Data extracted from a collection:
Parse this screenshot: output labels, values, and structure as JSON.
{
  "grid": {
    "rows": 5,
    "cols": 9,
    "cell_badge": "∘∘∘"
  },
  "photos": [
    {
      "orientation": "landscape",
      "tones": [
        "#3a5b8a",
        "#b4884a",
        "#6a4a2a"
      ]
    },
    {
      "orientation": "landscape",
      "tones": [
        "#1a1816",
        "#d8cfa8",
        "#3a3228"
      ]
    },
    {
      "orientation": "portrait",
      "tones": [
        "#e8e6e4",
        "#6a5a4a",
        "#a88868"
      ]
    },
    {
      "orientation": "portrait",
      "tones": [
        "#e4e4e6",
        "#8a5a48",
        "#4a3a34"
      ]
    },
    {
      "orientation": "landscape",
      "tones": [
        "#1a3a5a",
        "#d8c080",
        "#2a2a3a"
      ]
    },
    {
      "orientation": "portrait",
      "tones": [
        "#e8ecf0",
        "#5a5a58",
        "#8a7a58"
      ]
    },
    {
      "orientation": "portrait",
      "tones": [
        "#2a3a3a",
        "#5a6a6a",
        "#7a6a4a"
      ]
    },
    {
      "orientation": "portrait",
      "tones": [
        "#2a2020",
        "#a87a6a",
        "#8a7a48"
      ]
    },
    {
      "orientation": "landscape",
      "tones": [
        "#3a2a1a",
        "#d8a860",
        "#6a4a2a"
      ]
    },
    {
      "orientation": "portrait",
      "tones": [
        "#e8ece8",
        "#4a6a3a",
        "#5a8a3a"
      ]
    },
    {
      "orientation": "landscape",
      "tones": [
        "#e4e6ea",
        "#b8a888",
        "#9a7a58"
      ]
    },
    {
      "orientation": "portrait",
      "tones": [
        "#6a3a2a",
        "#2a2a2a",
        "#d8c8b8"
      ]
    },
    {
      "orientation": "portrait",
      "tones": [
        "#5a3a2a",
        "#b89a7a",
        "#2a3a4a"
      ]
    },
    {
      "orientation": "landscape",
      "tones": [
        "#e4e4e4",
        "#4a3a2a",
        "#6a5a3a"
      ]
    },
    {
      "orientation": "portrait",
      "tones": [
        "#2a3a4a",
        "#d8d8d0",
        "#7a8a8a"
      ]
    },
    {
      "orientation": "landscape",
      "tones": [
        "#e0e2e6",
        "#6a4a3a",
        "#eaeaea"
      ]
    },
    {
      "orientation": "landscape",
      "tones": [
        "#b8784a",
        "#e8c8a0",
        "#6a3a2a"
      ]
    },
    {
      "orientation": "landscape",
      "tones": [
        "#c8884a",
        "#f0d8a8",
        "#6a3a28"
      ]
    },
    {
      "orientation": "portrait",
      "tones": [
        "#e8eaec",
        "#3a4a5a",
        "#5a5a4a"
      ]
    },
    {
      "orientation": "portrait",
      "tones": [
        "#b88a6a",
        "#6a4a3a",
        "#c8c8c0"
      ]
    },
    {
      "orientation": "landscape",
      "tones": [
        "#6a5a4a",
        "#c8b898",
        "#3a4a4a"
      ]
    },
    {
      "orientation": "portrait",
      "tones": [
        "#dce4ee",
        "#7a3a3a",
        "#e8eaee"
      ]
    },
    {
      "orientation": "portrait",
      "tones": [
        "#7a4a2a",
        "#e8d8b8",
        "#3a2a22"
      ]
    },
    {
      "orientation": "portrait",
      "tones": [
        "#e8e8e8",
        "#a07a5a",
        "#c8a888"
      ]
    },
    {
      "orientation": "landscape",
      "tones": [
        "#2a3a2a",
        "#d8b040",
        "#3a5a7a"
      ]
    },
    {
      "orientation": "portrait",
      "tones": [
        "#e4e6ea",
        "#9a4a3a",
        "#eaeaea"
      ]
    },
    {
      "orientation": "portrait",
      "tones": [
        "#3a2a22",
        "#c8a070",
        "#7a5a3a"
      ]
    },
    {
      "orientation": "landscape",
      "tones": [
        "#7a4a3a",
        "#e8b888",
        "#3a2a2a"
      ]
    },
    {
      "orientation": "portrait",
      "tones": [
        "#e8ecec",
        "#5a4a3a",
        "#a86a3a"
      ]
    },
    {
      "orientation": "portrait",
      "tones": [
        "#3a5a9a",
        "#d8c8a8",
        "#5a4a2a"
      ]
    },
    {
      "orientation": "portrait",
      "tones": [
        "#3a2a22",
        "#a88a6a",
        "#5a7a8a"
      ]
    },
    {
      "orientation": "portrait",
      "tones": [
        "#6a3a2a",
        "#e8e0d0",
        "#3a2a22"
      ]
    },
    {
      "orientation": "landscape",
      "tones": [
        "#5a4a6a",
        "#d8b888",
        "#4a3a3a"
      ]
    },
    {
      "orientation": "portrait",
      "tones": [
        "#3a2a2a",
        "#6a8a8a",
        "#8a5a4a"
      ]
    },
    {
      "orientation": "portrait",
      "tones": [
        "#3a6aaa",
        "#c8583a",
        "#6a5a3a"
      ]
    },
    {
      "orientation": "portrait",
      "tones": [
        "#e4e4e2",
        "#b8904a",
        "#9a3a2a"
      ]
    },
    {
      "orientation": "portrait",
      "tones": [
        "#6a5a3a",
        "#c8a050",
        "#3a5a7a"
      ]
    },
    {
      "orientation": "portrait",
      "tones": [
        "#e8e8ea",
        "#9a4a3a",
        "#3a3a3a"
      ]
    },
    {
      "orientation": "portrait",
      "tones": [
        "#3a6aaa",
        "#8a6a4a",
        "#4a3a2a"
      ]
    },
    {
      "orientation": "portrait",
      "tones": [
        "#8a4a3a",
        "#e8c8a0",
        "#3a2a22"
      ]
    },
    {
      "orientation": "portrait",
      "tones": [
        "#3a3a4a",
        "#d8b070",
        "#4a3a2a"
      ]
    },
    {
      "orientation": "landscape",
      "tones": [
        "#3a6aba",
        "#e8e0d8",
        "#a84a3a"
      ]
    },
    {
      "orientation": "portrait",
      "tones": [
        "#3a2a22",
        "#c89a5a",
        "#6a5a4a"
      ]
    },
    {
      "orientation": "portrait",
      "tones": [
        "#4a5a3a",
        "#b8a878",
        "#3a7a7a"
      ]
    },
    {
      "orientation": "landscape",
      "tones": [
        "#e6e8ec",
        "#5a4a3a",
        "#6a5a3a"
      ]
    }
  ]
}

• [Exercise task]: Repeat all of the records above exactly as they appear.

• [Task result]:
Parse this screenshot: output labels, values, and structure as JSON.
{
  "grid": {
    "rows": 5,
    "cols": 9,
    "cell_badge": "∘∘∘"
  },
  "photos": [
    {
      "orientation": "landscape",
      "tones": [
        "#3a5b8a",
        "#b4884a",
        "#6a4a2a"
      ]
    },
    {
      "orientation": "landscape",
      "tones": [
        "#1a1816",
        "#d8cfa8",
        "#3a3228"
      ]
    },
    {
      "orientation": "portrait",
      "tones": [
        "#e8e6e4",
        "#6a5a4a",
        "#a88868"
      ]
    },
    {
      "orientation": "portrait",
      "tones": [
        "#e4e4e6",
        "#8a5a48",
        "#4a3a34"
      ]
    },
    {
      "orientation": "landscape",
      "tones": [
        "#1a3a5a",
        "#d8c080",
        "#2a2a3a"
      ]
    },
    {
      "orientation": "portrait",
      "tones": [
        "#e8ecf0",
        "#5a5a58",
        "#8a7a58"
      ]
    },
    {
      "orientation": "portrait",
      "tones": [
        "#2a3a3a",
        "#5a6a6a",
        "#7a6a4a"
      ]
    },
    {
      "orientation": "portrait",
      "tones": [
        "#2a2020",
        "#a87a6a",
        "#8a7a48"
      ]
    },
    {
      "orientation": "landscape",
      "tones": [
        "#3a2a1a",
        "#d8a860",
        "#6a4a2a"
      ]
    },
    {
      "orientation": "portrait",
      "tones": [
        "#e8ece8",
        "#4a6a3a",
        "#5a8a3a"
      ]
    },
    {
      "orientation": "landscape",
      "tones": [
        "#e4e6ea",
        "#b8a888",
        "#9a7a58"
      ]
    },
    {
      "orientation": "portrait",
      "tones": [
        "#6a3a2a",
        "#2a2a2a",
        "#d8c8b8"
      ]
    },
    {
      "orientation": "portrait",
      "tones": [
        "#5a3a2a",
        "#b89a7a",
        "#2a3a4a"
      ]
    },
    {
      "orientation": "landscape",
      "tones": [
        "#e4e4e4",
        "#4a3a2a",
        "#6a5a3a"
      ]
    },
    {
      "orientation": "portrait",
      "tones": [
        "#2a3a4a",
        "#d8d8d0",
        "#7a8a8a"
      ]
    },
    {
      "orientation": "landscape",
      "tones": [
        "#e0e2e6",
        "#6a4a3a",
        "#eaeaea"
      ]
    },
    {
      "orientation": "landscape",
      "tones": [
        "#b8784a",
        "#e8c8a0",
        "#6a3a2a"
      ]
    },
    {
      "orientation": "landscape",
      "tones": [
        "#c8884a",
        "#f0d8a8",
        "#6a3a28"
      ]
    },
    {
      "orientation": "portrait",
      "tones": [
        "#e8eaec",
        "#3a4a5a",
        "#5a5a4a"
      ]
    },
    {
      "orientation": "portrait",
      "tones": [
        "#b88a6a",
        "#6a4a3a",
        "#c8c8c0"
      ]
    },
    {
      "orientation": "landscape",
      "tones": [
        "#6a5a4a",
        "#c8b898",
        "#3a4a4a"
      ]
    },
    {
      "orientation": "portrait",
      "tones": [
        "#dce4ee",
        "#7a3a3a",
        "#e8eaee"
      ]
    },
    {
      "orientation": "portrait",
      "tones": [
        "#7a4a2a",
        "#e8d8b8",
        "#3a2a22"
      ]
    },
    {
      "orientation": "portrait",
      "tones": [
        "#e8e8e8",
        "#a07a5a",
        "#c8a888"
      ]
    },
    {
      "orientation": "landscape",
      "tones": [
        "#2a3a2a",
        "#d8b040",
        "#3a5a7a"
      ]
    },
    {
      "orientation": "portrait",
      "tones": [
        "#e4e6ea",
        "#9a4a3a",
        "#eaeaea"
      ]
    },
    {
      "orientation": "portrait",
      "tones": [
        "#3a2a22",
        "#c8a070",
        "#7a5a3a"
      ]
    },
    {
      "orientation": "landscape",
      "tones": [
        "#7a4a3a",
        "#e8b888",
        "#3a2a2a"
      ]
    },
    {
      "orientation": "portrait",
      "tones": [
        "#e8ecec",
        "#5a4a3a",
        "#a86a3a"
      ]
    },
    {
      "orientation": "portrait",
      "tones": [
        "#3a5a9a",
        "#d8c8a8",
        "#5a4a2a"
      ]
    },
    {
      "orientation": "portrait",
      "tones": [
        "#3a2a22",
        "#a88a6a",
        "#5a7a8a"
      ]
    },
    {
      "orientation": "portrait",
      "tones": [
        "#6a3a2a",
        "#e8e0d0",
        "#3a2a22"
      ]
    },
    {
      "orientation": "landscape",
      "tones": [
        "#5a4a6a",
        "#d8b888",
        "#4a3a3a"
      ]
    },
    {
      "orientation": "portrait",
      "tones": [
        "#3a2a2a",
        "#6a8a8a",
        "#8a5a4a"
      ]
    },
    {
      "orientation": "portrait",
      "tones": [
        "#3a6aaa",
        "#c8583a",
        "#6a5a3a"
      ]
    },
    {
      "orientation": "portrait",
      "tones": [
        "#e4e4e2",
        "#b8904a",
        "#9a3a2a"
      ]
    },
    {
      "orientation": "portrait",
      "tones": [
        "#6a5a3a",
        "#c8a050",
        "#3a5a7a"
      ]
    },
    {
      "orientation": "portrait",
      "tones": [
        "#e8e8ea",
        "#9a4a3a",
        "#3a3a3a"
      ]
    },
    {
      "orientation": "portrait",
      "tones": [
        "#3a6aaa",
        "#8a6a4a",
        "#4a3a2a"
      ]
    },
    {
      "orientation": "portrait",
      "tones": [
        "#8a4a3a",
        "#e8c8a0",
        "#3a2a22"
      ]
    },
    {
      "orientation": "portrait",
      "tones": [
        "#3a3a4a",
        "#d8b070",
        "#4a3a2a"
      ]
    },
    {
      "orientation": "landscape",
      "tones": [
        "#3a6aba",
        "#e8e0d8",
        "#a84a3a"
      ]
    },
    {
      "orientation": "portrait",
      "tones": [
        "#3a2a22",
        "#c89a5a",
        "#6a5a4a"
      ]
    },
    {
      "orientation": "portrait",
      "tones": [
        "#4a5a3a",
        "#b8a878",
        "#3a7a7a"
      ]
    },
    {
      "orientation": "landscape",
      "tones": [
        "#e6e8ec",
        "#5a4a3a",
        "#6a5a3a"
      ]
    }
  ]
}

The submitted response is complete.